== ENTRIES SHOWN ==

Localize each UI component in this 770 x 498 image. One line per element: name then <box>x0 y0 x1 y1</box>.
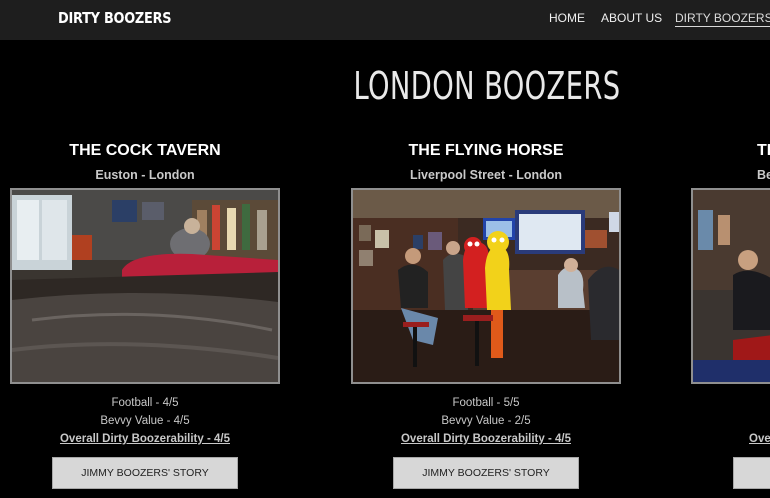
pub-photo-image <box>353 190 619 382</box>
pub-card: THE FLYING HORSE Liverpool Street - Lond… <box>351 140 621 489</box>
pub-card: TH Be Overa <box>691 140 770 489</box>
pub-ratings: Football - 4/5 Bevvy Value - 4/5 Overall… <box>10 394 280 448</box>
pub-card: THE COCK TAVERN Euston - London Football… <box>10 140 280 489</box>
pub-location: Euston - London <box>95 168 195 182</box>
pub-photo <box>10 188 280 384</box>
pub-photo <box>351 188 621 384</box>
overall-rating: Overall Dirty Boozerability - 4/5 <box>400 433 571 445</box>
pub-location: Be <box>757 168 770 182</box>
bevvy-rating: Bevvy Value - 4/5 <box>100 415 190 427</box>
pub-photo-image <box>12 190 278 382</box>
nav-dirty-boozers[interactable]: DIRTY BOOZERS <box>675 11 770 27</box>
football-rating: Football - 4/5 <box>111 397 179 409</box>
story-button[interactable]: JIMMY BOOZERS' STORY <box>52 457 238 489</box>
page-title: LONDON BOOZERS <box>353 64 621 108</box>
pub-card-clip: TH Be Overa <box>691 140 770 498</box>
overall-rating: Overall Dirty Boozerability - 4/5 <box>59 433 230 445</box>
bevvy-rating: Bevvy Value - 2/5 <box>441 415 531 427</box>
overall-rating: Overa <box>749 433 770 445</box>
pub-photo-image <box>693 190 770 382</box>
pub-name: THE FLYING HORSE <box>408 142 564 159</box>
pub-location: Liverpool Street - London <box>409 168 563 182</box>
pub-ratings: Football - 5/5 Bevvy Value - 2/5 Overall… <box>351 394 621 448</box>
pub-name: TH <box>757 142 770 159</box>
story-button[interactable] <box>733 457 770 489</box>
pub-name: THE COCK TAVERN <box>69 142 221 159</box>
pub-photo <box>691 188 770 384</box>
story-button[interactable]: JIMMY BOOZERS' STORY <box>393 457 579 489</box>
nav-about-us[interactable]: ABOUT US <box>601 11 662 25</box>
nav-home[interactable]: HOME <box>549 11 585 25</box>
main-nav: HOME ABOUT US DIRTY BOOZERS <box>0 11 770 31</box>
pub-ratings: Overa <box>691 394 770 448</box>
top-navigation-bar: DIRTY BOOZERS HOME ABOUT US DIRTY BOOZER… <box>0 0 770 40</box>
football-rating: Football - 5/5 <box>452 397 520 409</box>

== WORK TO BE COMPLETED ==
Please rewrite the lines of all the items, substituting "Drink Value" for "Bevvy Value" and leaving everything else unchanged. Leave the pictures out.

== THE ANSWER ==
Localize each UI component in this 770 x 498 image. One line per element: name then <box>x0 y0 x1 y1</box>.
pub-photo-image <box>353 190 619 382</box>
pub-card: THE FLYING HORSE Liverpool Street - Lond… <box>351 140 621 489</box>
pub-card: TH Be Overa <box>691 140 770 489</box>
pub-ratings: Football - 4/5 Drink Value - 4/5 Overall… <box>10 394 280 448</box>
pub-card: THE COCK TAVERN Euston - London Football… <box>10 140 280 489</box>
pub-location: Euston - London <box>95 168 195 182</box>
pub-photo <box>10 188 280 384</box>
pub-photo <box>351 188 621 384</box>
overall-rating: Overall Dirty Boozerability - 4/5 <box>400 433 571 445</box>
pub-location: Be <box>757 168 770 182</box>
bevvy-rating: Drink Value - 4/5 <box>100 415 190 427</box>
pub-photo-image <box>12 190 278 382</box>
nav-dirty-boozers[interactable]: DIRTY BOOZERS <box>675 11 770 27</box>
football-rating: Football - 4/5 <box>111 397 179 409</box>
story-button[interactable]: JIMMY BOOZERS' STORY <box>52 457 238 489</box>
page-title: LONDON BOOZERS <box>353 64 621 108</box>
pub-card-clip: TH Be Overa <box>691 140 770 498</box>
overall-rating: Overall Dirty Boozerability - 4/5 <box>59 433 230 445</box>
bevvy-rating: Drink Value - 2/5 <box>441 415 531 427</box>
overall-rating: Overa <box>749 433 770 445</box>
pub-photo-image <box>693 190 770 382</box>
pub-name: THE FLYING HORSE <box>408 142 564 159</box>
pub-location: Liverpool Street - London <box>409 168 563 182</box>
pub-ratings: Football - 5/5 Drink Value - 2/5 Overall… <box>351 394 621 448</box>
pub-name: TH <box>757 142 770 159</box>
story-button[interactable] <box>733 457 770 489</box>
pub-name: THE COCK TAVERN <box>69 142 221 159</box>
pub-photo <box>691 188 770 384</box>
story-button[interactable]: JIMMY BOOZERS' STORY <box>393 457 579 489</box>
nav-about-us[interactable]: ABOUT US <box>601 11 662 25</box>
nav-home[interactable]: HOME <box>549 11 585 25</box>
main-nav: HOME ABOUT US DIRTY BOOZERS <box>0 11 770 31</box>
pub-ratings: Overa <box>691 394 770 448</box>
top-navigation-bar: DIRTY BOOZERS HOME ABOUT US DIRTY BOOZER… <box>0 0 770 40</box>
football-rating: Football - 5/5 <box>452 397 520 409</box>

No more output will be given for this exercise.